**REQUIREMENT**
Print out every line, exactly as written.

---*---

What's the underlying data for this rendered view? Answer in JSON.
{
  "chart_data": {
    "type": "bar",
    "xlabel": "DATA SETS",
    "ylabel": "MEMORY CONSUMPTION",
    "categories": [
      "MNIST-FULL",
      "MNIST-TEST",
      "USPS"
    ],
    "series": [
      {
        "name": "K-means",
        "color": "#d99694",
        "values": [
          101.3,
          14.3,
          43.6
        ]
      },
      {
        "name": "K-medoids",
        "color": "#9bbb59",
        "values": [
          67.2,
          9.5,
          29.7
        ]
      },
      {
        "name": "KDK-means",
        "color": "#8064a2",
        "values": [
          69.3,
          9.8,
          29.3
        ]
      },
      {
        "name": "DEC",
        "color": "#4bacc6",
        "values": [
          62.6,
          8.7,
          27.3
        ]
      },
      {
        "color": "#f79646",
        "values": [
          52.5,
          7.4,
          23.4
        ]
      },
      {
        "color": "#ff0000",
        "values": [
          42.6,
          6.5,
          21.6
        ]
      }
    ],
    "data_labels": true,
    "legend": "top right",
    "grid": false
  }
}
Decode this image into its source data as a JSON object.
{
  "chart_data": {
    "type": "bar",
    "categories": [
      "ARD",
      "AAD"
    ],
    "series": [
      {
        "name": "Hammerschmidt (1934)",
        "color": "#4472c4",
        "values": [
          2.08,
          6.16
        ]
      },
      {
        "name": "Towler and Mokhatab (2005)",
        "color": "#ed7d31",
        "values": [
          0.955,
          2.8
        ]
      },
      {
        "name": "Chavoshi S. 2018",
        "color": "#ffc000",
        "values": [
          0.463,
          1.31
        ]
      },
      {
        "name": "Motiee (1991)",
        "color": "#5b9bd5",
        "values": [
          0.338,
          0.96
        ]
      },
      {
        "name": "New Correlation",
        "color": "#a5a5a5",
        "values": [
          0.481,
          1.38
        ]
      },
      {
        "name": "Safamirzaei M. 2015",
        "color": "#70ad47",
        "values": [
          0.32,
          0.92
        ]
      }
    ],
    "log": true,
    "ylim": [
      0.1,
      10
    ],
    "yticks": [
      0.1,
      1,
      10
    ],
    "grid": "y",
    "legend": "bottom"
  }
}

---*---

**FULL OUTPUT**
What's the underlying data for this rendered view? Answer in JSON.
{
  "chart_data": {
    "type": "bar",
    "xlabel": "DATA SETS",
    "ylabel": "MEMORY CONSUMPTION",
    "categories": [
      "MNIST-FULL",
      "MNIST-TEST",
      "USPS"
    ],
    "series": [
      {
        "name": "K-means",
        "color": "#d99694",
        "values": [
          101.3,
          14.3,
          43.6
        ]
      },
      {
        "name": "K-medoids",
        "color": "#9bbb59",
        "values": [
          67.2,
          9.5,
          29.7
        ]
      },
      {
        "name": "KDK-means",
        "color": "#8064a2",
        "values": [
          69.3,
          9.8,
          29.3
        ]
      },
      {
        "name": "DEC",
        "color": "#4bacc6",
        "values": [
          62.6,
          8.7,
          27.3
        ]
      },
      {
        "color": "#f79646",
        "values": [
          52.5,
          7.4,
          23.4
        ]
      },
      {
        "color": "#ff0000",
        "values": [
          42.6,
          6.5,
          21.6
        ]
      }
    ],
    "data_labels": true,
    "legend": "top right",
    "grid": false
  }
}
Decode this image into its source data as a JSON object.
{
  "chart_data": {
    "type": "bar",
    "categories": [
      "ARD",
      "AAD"
    ],
    "series": [
      {
        "name": "Hammerschmidt (1934)",
        "color": "#4472c4",
        "values": [
          2.08,
          6.16
        ]
      },
      {
        "name": "Towler and Mokhatab (2005)",
        "color": "#ed7d31",
        "values": [
          0.955,
          2.8
        ]
      },
      {
        "name": "Chavoshi S. 2018",
        "color": "#ffc000",
        "values": [
          0.463,
          1.31
        ]
      },
      {
        "name": "Motiee (1991)",
        "color": "#5b9bd5",
        "values": [
          0.338,
          0.96
        ]
      },
      {
        "name": "New Correlation",
        "color": "#a5a5a5",
        "values": [
          0.481,
          1.38
        ]
      },
      {
        "name": "Safamirzaei M. 2015",
        "color": "#70ad47",
        "values": [
          0.32,
          0.92
        ]
      }
    ],
    "log": true,
    "ylim": [
      0.1,
      10
    ],
    "yticks": [
      0.1,
      1,
      10
    ],
    "grid": "y",
    "legend": "bottom"
  }
}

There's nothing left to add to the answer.